Member of the Chamber of Deputies
- In office 11 March 2002 – 11 March 2006
- Preceded by: Sergio Velasco de la Cerda
- Succeeded by: Edmundo Eluchans
- Constituency: 15th District

Personal details
- Born: 10 June 1955 (age 71) Santiago, Chile
- Party: National Renewal (RN) (2006–)
- Alma mater: Adolfo Ibáñez University; University of the Andes; Universidad Mayor;
- Occupation: Politician
- Profession: Business runner

= Carlos Hidalgo González =

Chilean politician (born 1955)

Carlos Hidalgo González (born 10 June 1955) is a Chilean politician who served as deputy.

==Biography==
He was born on 10 June 1955. He is married.

He completed his secondary education at Liceo Guillermo Feliú Cruz in Santiago. He pursued higher studies at Adolfo Ibáñez University, where he studied Management and Service Administration; at the University of the Andes, undertaking senior business management studies; and at Universidad Mayor, where he completed a postgraduate program in International Economic Relations.

__Provided data__

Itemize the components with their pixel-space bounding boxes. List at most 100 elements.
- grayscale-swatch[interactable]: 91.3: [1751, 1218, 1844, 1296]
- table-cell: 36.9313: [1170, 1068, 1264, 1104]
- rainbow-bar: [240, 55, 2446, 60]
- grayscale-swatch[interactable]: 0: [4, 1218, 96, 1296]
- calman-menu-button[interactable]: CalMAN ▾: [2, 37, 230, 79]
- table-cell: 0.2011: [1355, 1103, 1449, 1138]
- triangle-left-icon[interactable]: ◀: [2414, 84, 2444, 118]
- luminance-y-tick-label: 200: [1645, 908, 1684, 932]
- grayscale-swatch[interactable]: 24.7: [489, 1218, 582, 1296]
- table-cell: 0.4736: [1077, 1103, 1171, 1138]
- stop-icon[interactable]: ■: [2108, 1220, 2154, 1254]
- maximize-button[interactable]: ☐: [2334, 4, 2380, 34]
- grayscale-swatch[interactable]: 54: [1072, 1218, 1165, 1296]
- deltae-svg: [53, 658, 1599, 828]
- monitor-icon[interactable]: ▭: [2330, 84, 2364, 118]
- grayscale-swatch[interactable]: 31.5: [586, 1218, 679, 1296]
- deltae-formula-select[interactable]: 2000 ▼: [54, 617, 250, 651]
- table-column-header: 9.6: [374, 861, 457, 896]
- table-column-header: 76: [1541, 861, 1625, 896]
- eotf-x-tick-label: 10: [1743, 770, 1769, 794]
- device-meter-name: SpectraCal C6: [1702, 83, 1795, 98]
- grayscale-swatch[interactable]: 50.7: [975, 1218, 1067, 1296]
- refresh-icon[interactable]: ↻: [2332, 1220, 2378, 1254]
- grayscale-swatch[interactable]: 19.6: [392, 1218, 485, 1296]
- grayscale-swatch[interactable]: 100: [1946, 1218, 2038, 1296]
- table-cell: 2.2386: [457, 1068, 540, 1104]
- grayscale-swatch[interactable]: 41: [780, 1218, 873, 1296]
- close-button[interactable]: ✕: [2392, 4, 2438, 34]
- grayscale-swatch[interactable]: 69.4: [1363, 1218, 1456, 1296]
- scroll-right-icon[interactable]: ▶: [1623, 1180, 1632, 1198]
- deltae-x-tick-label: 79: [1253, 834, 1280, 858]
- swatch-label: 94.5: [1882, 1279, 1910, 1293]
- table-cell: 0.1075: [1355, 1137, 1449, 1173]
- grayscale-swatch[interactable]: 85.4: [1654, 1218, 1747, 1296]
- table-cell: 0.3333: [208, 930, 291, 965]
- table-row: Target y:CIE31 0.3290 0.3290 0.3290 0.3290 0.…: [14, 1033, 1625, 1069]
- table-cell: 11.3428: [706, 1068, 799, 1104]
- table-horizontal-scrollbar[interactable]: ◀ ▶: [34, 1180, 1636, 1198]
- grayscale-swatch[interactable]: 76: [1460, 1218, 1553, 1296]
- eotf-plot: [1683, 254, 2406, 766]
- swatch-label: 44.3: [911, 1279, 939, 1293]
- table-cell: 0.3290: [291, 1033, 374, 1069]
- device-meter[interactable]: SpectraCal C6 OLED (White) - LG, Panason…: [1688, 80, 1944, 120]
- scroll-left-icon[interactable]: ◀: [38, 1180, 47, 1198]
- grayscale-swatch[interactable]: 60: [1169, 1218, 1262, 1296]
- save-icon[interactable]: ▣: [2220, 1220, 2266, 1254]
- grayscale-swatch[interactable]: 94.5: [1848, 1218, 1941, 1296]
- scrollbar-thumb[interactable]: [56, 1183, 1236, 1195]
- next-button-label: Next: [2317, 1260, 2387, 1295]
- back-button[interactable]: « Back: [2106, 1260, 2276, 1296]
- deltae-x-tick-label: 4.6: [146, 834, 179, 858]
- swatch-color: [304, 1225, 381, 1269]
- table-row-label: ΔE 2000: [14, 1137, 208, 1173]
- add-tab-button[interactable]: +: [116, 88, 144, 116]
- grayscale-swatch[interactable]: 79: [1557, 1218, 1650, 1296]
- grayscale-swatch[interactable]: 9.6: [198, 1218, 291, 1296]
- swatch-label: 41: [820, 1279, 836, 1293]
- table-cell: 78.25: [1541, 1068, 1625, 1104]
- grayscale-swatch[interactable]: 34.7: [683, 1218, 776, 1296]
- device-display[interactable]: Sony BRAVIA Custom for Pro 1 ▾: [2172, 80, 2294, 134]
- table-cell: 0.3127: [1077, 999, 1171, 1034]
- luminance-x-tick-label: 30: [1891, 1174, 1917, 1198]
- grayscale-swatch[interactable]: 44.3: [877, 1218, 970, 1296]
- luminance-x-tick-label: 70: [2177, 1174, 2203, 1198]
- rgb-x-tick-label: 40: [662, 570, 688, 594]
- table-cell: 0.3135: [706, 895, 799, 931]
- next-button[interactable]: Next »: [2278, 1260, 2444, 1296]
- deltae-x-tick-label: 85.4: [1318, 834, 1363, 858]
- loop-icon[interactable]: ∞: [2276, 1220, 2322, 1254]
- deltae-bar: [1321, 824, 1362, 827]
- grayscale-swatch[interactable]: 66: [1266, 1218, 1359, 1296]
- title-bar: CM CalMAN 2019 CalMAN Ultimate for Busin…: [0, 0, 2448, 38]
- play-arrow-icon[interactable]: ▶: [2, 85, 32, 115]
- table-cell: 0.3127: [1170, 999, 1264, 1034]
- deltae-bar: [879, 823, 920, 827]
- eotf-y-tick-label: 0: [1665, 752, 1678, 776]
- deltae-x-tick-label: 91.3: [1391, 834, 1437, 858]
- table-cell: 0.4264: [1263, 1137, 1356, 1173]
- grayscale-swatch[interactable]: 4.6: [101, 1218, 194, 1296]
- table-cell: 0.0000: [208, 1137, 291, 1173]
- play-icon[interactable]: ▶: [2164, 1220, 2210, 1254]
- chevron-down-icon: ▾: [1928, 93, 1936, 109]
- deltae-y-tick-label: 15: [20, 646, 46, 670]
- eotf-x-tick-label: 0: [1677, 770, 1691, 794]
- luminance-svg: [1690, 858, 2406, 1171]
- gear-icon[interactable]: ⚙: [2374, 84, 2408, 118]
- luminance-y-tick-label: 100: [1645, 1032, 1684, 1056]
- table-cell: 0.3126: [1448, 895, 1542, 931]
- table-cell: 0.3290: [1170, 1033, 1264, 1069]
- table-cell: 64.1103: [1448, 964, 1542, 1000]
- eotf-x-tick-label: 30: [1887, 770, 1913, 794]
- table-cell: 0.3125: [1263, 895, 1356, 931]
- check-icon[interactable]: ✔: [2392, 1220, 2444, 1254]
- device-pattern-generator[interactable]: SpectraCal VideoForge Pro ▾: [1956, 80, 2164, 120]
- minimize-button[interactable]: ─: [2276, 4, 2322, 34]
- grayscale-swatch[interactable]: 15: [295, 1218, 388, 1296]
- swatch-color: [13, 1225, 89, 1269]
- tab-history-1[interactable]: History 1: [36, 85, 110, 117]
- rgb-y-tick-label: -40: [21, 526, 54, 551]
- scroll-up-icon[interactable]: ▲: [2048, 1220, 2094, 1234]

__Exercise description__
Resume the biography of Carlos Hidalgo González from the point where it stops, with new text that follows on from its final sentence.

__Answer__
He is an entrepreneur and has practiced his profession independently in the private sector.

==Political career==
He ran as an independent candidate for the Chamber of Deputies of Chile within the Alliance for Chile coalition and subsequently joined National Renewal.

In the December 2001 parliamentary elections, he was elected deputy for District No. 15 (Casablanca, San Antonio, Cartagena, El Tabo, El Quisco, Algarrobo, and Santo Domingo) in the Valparaíso Region, serving for the 2002–2006 term. In 2005 he sought re-election but was not returned to Congress. After completing his term, he devoted himself to private-sector activities.